WHAT YOU HAVE TO DO:
Find the lines below that contain the string "name". Copy each one.

#####

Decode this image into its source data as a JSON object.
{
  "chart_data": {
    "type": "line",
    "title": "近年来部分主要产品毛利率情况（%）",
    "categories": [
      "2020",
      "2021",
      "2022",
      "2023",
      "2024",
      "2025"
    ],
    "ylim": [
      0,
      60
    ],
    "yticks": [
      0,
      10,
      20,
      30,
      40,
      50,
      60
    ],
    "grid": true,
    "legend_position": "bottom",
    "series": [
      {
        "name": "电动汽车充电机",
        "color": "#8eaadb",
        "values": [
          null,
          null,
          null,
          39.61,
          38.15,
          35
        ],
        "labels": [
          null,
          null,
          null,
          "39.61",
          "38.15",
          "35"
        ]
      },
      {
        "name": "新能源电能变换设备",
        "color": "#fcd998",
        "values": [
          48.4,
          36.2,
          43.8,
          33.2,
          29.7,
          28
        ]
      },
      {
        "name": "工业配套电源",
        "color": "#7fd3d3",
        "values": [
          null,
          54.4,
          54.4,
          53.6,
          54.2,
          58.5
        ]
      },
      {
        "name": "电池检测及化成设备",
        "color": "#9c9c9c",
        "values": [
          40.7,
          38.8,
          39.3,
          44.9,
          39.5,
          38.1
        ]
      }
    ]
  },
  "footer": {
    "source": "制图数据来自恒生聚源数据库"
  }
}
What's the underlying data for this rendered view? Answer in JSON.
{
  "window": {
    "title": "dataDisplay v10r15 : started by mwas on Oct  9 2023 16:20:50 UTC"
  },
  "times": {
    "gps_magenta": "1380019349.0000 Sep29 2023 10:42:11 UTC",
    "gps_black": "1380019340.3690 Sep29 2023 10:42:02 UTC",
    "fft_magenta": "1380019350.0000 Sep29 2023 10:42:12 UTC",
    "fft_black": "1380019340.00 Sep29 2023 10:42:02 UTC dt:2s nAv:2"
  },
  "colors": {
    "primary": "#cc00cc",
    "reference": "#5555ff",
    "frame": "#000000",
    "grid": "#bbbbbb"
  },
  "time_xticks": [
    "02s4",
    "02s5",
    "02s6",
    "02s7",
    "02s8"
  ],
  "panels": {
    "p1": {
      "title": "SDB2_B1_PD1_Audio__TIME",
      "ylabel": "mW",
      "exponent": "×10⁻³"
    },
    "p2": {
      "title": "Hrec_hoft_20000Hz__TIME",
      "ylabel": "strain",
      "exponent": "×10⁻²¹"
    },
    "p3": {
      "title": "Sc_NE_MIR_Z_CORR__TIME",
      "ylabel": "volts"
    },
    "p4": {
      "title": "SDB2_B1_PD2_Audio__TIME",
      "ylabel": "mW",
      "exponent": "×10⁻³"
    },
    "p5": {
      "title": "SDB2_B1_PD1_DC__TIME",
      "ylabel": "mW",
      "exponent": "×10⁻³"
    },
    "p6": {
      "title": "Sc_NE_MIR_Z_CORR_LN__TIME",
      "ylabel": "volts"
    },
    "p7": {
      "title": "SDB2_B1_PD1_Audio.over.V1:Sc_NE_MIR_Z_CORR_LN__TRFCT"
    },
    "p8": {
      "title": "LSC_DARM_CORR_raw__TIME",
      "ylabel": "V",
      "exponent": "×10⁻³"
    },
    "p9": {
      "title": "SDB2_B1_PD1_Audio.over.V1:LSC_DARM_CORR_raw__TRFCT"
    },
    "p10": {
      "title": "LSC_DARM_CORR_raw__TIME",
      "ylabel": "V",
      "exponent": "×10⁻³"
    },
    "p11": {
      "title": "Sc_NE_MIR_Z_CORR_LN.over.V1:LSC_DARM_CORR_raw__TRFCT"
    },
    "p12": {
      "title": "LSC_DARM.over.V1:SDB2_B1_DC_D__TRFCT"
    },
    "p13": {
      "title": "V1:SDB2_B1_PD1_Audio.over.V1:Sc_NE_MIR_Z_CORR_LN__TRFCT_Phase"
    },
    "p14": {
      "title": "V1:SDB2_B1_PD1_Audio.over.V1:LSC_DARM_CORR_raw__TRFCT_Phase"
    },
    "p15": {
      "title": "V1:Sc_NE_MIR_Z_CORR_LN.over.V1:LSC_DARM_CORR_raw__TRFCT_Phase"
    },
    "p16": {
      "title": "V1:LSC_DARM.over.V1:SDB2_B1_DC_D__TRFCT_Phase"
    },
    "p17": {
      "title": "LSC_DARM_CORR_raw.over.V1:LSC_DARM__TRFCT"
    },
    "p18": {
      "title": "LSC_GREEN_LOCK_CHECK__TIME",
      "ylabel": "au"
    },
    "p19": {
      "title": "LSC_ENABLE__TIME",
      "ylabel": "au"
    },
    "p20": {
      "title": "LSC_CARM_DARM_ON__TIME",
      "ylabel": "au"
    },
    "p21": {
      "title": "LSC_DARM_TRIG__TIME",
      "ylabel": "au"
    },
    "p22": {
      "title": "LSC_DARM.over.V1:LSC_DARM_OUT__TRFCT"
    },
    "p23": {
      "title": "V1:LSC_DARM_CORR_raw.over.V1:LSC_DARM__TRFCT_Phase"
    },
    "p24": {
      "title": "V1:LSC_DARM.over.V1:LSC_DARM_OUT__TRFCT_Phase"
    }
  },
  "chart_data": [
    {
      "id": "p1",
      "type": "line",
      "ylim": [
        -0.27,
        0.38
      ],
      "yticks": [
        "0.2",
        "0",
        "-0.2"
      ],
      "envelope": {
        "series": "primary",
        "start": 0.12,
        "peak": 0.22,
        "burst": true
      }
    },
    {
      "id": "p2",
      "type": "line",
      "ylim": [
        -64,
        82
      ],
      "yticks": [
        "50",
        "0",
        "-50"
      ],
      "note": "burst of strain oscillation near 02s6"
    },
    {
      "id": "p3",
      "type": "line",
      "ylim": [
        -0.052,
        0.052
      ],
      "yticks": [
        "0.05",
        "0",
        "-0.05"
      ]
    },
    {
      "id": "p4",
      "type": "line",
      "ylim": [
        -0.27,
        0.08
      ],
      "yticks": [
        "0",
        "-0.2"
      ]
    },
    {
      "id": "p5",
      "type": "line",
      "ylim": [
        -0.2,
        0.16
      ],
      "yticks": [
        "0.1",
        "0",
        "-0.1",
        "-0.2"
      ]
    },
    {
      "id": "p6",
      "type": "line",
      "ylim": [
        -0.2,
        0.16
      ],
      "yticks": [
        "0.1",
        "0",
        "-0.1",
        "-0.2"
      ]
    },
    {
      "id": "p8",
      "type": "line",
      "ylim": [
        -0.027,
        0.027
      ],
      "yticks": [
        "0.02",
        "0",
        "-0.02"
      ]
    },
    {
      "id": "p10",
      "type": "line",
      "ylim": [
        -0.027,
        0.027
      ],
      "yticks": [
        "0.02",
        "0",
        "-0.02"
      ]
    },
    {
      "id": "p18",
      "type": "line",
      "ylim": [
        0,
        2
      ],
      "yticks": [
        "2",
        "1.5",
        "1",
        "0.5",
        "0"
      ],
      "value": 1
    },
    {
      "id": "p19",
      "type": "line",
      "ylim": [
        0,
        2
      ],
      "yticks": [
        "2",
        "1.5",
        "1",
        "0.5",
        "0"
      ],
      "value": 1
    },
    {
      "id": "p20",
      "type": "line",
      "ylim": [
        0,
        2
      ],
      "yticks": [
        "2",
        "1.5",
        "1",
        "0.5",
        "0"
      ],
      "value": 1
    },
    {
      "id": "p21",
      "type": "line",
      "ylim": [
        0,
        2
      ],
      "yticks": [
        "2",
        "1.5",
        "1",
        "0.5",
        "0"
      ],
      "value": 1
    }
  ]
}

#####

EXERCISE SOLUTION:
        "name": "电动汽车充电机",
        "name": "新能源电能变换设备",
        "name": "工业配套电源",
        "name": "电池检测及化成设备",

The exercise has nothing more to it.